#### Aim
Say only how many lines contain the word "xlabel".

#### Exercise inputs
——————————
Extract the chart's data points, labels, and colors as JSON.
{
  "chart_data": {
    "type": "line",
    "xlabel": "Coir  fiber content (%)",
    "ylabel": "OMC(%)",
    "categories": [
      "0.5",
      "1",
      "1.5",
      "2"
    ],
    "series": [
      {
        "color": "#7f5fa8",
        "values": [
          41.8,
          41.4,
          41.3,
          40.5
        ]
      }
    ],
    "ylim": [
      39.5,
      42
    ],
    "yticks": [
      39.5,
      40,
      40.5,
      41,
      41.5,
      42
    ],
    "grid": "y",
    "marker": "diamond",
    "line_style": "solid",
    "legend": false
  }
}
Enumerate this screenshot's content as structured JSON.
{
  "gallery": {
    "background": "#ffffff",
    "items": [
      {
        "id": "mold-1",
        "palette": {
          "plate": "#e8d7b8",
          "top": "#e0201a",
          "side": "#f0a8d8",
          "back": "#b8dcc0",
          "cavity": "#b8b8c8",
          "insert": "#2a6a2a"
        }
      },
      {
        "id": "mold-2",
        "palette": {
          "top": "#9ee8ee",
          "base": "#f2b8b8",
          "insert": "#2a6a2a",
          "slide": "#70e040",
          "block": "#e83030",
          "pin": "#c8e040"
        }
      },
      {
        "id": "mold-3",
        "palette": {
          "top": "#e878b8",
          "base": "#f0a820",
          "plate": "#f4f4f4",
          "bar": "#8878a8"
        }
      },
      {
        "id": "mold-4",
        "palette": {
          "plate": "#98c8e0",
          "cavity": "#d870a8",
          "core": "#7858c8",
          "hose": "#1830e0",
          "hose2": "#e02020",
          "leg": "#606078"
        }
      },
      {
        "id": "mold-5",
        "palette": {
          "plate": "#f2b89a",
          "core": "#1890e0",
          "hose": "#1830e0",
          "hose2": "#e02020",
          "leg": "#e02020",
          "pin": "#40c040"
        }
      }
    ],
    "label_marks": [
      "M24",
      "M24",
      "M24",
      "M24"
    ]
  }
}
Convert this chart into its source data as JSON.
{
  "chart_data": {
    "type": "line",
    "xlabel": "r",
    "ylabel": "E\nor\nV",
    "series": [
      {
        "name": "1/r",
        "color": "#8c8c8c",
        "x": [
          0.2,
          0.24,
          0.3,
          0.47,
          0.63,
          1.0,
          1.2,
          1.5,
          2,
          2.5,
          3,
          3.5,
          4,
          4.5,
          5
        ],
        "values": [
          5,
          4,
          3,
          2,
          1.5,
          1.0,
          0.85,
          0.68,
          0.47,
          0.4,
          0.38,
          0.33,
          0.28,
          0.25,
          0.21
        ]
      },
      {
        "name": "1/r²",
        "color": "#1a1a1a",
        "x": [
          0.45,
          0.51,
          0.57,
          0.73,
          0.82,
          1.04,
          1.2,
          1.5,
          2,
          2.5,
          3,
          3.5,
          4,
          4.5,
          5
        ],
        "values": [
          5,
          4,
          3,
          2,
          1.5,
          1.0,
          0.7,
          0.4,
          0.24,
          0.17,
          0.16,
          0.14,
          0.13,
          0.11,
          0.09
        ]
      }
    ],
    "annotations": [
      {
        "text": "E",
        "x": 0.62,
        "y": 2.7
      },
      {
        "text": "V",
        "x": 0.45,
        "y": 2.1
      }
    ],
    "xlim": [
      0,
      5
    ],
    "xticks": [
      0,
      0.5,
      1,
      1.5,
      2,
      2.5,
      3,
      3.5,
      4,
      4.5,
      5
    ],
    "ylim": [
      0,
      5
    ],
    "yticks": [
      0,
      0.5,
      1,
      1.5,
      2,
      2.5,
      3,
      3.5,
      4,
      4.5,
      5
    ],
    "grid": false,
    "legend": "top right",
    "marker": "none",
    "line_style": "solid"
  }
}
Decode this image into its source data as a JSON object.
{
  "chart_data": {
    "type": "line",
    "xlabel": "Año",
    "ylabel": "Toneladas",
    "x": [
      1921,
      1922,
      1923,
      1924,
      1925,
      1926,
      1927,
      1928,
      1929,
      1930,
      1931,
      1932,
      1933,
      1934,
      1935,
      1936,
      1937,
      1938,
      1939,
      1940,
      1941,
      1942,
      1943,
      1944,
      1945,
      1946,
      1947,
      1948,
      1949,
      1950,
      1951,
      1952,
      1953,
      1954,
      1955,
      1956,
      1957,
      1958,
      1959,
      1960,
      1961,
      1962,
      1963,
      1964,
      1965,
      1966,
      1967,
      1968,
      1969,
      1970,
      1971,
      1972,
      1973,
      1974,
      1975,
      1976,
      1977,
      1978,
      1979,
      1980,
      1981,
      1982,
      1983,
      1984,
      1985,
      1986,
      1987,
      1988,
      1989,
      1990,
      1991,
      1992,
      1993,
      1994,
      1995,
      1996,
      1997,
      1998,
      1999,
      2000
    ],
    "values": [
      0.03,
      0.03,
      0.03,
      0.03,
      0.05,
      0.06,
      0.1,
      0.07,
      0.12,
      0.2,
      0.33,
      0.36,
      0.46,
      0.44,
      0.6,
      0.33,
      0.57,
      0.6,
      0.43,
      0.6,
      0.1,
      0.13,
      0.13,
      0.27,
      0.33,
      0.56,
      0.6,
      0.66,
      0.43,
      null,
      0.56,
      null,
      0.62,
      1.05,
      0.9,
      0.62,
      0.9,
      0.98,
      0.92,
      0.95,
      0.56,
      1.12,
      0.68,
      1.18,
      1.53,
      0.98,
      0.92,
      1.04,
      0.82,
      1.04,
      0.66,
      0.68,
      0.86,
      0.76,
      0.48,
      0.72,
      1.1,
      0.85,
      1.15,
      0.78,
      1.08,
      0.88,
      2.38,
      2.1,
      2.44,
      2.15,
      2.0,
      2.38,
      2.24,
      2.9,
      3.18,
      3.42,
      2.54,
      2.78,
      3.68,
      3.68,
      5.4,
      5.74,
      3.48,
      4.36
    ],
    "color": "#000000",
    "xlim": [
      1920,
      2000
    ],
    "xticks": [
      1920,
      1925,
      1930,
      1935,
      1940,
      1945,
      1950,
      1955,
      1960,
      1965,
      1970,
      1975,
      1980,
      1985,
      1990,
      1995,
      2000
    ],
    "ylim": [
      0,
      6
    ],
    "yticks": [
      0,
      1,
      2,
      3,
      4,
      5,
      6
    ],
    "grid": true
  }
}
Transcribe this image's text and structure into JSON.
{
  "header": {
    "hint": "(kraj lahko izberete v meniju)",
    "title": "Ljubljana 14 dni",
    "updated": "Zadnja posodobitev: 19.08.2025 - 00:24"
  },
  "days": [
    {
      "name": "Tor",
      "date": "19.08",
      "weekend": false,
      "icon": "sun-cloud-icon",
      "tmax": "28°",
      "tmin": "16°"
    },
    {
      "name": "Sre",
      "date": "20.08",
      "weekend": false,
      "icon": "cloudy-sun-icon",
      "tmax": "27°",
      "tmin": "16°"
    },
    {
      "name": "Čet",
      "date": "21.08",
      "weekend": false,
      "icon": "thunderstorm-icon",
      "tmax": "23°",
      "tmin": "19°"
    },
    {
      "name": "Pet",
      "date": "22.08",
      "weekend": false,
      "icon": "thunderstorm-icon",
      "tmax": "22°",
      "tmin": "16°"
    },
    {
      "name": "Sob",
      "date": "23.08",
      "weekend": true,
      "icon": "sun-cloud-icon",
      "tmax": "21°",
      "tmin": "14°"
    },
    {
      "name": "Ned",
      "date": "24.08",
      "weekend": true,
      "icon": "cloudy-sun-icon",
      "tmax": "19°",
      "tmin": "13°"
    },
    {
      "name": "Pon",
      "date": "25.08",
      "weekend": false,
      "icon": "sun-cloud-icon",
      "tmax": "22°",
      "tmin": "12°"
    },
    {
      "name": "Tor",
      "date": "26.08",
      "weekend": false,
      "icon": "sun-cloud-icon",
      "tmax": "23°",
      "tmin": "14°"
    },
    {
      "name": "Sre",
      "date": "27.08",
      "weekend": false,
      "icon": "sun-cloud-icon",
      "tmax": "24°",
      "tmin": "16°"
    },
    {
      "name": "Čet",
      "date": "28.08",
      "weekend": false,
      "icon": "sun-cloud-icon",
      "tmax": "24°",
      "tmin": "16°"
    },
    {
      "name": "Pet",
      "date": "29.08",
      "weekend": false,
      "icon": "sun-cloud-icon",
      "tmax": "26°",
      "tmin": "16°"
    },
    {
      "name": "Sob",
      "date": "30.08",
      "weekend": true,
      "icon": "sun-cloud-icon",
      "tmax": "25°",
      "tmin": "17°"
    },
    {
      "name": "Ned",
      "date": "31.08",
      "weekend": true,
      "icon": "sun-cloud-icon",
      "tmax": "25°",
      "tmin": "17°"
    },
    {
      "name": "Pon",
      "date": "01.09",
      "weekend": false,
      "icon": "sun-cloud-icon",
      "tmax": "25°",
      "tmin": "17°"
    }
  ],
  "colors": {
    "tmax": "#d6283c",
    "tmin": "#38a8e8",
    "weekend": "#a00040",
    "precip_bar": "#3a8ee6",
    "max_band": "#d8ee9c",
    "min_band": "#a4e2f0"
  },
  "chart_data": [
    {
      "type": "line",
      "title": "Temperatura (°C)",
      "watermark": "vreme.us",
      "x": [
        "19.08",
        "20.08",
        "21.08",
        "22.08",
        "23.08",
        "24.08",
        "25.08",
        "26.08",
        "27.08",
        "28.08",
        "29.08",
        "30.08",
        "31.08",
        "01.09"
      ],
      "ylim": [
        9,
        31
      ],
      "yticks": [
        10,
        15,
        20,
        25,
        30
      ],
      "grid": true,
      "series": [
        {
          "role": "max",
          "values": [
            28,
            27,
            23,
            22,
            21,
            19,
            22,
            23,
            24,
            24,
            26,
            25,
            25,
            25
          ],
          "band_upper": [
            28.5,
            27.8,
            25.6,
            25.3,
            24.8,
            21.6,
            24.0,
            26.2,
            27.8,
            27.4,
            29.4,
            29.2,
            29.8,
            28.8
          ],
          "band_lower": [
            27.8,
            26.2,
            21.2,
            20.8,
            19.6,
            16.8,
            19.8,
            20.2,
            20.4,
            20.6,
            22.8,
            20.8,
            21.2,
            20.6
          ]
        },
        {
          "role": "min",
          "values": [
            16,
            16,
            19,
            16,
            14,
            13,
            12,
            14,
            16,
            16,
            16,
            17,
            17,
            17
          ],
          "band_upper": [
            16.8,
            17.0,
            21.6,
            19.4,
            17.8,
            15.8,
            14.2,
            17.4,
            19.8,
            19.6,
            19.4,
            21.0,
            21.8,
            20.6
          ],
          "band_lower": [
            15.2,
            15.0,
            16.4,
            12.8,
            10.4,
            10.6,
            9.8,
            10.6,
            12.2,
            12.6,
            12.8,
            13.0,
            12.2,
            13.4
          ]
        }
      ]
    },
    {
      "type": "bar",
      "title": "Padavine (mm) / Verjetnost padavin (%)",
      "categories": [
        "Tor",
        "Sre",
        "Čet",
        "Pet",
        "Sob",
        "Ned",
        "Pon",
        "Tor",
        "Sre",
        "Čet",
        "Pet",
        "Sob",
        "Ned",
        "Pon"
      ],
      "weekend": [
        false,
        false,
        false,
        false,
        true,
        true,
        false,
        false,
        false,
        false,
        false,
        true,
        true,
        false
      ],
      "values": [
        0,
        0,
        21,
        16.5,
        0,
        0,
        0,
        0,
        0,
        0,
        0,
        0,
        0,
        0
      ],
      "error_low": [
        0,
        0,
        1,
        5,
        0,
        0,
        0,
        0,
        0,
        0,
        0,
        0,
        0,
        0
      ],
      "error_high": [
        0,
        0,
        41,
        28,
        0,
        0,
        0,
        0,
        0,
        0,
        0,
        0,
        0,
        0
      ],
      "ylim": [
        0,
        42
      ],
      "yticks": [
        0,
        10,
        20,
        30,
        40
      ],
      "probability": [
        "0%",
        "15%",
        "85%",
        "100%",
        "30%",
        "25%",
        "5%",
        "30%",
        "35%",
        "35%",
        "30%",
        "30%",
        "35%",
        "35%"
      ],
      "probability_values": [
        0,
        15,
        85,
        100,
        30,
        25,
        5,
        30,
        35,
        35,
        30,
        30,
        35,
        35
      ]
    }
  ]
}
——————————
#### Task response
3